- _TASK_:
Repeat word for word the line with "Give me the" and every line after it until the records below run out.

==================================================

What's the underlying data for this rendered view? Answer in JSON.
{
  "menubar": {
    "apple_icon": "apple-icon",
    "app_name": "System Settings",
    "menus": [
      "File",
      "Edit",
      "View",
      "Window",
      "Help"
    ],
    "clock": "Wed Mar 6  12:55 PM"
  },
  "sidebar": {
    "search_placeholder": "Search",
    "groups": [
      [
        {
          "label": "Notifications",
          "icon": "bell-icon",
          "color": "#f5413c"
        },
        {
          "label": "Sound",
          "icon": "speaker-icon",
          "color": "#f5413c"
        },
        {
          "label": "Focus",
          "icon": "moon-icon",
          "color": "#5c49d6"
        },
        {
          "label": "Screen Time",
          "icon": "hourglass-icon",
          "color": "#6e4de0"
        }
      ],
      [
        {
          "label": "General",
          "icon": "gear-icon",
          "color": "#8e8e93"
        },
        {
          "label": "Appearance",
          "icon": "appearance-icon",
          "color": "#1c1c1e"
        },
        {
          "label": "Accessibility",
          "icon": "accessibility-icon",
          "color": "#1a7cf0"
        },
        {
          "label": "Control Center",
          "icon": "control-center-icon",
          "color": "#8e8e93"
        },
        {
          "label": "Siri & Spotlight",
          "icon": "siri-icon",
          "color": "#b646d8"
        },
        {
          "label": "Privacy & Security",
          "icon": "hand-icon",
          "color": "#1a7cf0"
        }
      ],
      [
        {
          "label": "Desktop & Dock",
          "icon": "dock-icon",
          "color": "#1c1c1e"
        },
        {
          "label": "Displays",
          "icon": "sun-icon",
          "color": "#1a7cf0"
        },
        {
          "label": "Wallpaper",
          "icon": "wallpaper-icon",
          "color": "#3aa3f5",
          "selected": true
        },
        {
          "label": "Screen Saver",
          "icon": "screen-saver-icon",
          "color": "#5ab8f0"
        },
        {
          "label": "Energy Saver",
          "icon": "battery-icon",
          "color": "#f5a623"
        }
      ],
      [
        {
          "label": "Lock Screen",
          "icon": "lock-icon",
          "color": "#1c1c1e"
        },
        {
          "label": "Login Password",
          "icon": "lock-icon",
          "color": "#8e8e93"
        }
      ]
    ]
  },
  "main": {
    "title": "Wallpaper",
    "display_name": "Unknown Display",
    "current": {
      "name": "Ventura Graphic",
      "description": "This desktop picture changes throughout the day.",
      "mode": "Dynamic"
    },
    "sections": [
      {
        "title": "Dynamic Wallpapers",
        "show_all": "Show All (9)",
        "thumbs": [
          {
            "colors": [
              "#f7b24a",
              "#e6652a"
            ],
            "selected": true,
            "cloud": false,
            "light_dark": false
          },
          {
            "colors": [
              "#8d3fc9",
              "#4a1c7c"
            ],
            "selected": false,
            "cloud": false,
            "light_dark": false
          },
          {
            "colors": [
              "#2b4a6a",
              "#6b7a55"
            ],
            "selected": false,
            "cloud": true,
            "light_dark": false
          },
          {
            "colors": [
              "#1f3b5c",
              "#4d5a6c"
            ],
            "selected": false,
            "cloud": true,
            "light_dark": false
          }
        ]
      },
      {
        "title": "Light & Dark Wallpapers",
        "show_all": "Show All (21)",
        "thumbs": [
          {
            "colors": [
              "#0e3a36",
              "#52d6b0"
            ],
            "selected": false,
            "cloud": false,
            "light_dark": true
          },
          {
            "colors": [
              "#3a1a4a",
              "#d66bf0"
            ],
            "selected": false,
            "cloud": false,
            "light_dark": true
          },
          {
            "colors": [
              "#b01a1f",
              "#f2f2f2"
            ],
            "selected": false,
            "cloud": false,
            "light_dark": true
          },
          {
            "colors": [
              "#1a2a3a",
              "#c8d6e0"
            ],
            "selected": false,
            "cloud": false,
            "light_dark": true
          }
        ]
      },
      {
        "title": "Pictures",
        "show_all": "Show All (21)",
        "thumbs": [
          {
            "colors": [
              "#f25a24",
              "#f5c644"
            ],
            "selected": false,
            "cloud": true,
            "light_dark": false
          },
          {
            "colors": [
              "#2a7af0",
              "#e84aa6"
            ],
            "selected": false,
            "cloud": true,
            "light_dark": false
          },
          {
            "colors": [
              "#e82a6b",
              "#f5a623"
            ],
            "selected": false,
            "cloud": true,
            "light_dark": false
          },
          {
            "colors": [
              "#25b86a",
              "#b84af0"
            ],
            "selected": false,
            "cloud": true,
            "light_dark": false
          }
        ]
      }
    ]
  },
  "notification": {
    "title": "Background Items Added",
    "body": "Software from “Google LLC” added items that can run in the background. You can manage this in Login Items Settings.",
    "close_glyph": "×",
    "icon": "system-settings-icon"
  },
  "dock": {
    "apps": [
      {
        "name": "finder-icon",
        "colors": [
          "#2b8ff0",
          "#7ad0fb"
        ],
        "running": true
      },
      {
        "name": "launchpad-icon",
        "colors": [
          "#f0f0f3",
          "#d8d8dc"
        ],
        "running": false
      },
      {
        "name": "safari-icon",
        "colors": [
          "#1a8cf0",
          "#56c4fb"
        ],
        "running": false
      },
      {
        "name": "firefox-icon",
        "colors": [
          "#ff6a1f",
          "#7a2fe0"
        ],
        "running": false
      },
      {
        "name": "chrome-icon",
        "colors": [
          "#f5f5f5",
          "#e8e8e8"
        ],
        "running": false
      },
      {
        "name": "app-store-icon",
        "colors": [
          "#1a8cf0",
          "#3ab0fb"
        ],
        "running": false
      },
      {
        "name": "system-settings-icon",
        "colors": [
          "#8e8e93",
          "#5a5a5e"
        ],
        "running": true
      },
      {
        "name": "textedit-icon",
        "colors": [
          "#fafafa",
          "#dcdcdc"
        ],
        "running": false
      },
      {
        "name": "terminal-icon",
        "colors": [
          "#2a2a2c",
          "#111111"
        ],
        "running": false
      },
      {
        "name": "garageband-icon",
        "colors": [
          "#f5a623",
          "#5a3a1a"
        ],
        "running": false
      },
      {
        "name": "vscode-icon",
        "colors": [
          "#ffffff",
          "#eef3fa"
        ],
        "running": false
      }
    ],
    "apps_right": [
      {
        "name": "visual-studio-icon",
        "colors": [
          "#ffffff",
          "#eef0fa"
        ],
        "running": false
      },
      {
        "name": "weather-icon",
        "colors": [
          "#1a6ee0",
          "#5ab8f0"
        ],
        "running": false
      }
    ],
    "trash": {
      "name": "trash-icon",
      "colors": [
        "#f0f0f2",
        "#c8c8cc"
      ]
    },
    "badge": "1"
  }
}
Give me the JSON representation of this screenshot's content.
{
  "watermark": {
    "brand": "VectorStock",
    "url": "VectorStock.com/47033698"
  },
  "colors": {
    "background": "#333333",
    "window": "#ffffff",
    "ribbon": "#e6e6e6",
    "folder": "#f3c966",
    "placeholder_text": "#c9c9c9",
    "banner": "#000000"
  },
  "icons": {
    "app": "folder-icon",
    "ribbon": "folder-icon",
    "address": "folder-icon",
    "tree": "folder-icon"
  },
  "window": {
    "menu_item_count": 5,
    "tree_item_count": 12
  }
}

==================================================

- _OUTPUT FOR THIS TASK_:
Give me the JSON representation of this screenshot's content.
{
  "watermark": {
    "brand": "VectorStock",
    "url": "VectorStock.com/47033698"
  },
  "colors": {
    "background": "#333333",
    "window": "#ffffff",
    "ribbon": "#e6e6e6",
    "folder": "#f3c966",
    "placeholder_text": "#c9c9c9",
    "banner": "#000000"
  },
  "icons": {
    "app": "folder-icon",
    "ribbon": "folder-icon",
    "address": "folder-icon",
    "tree": "folder-icon"
  },
  "window": {
    "menu_item_count": 5,
    "tree_item_count": 12
  }
}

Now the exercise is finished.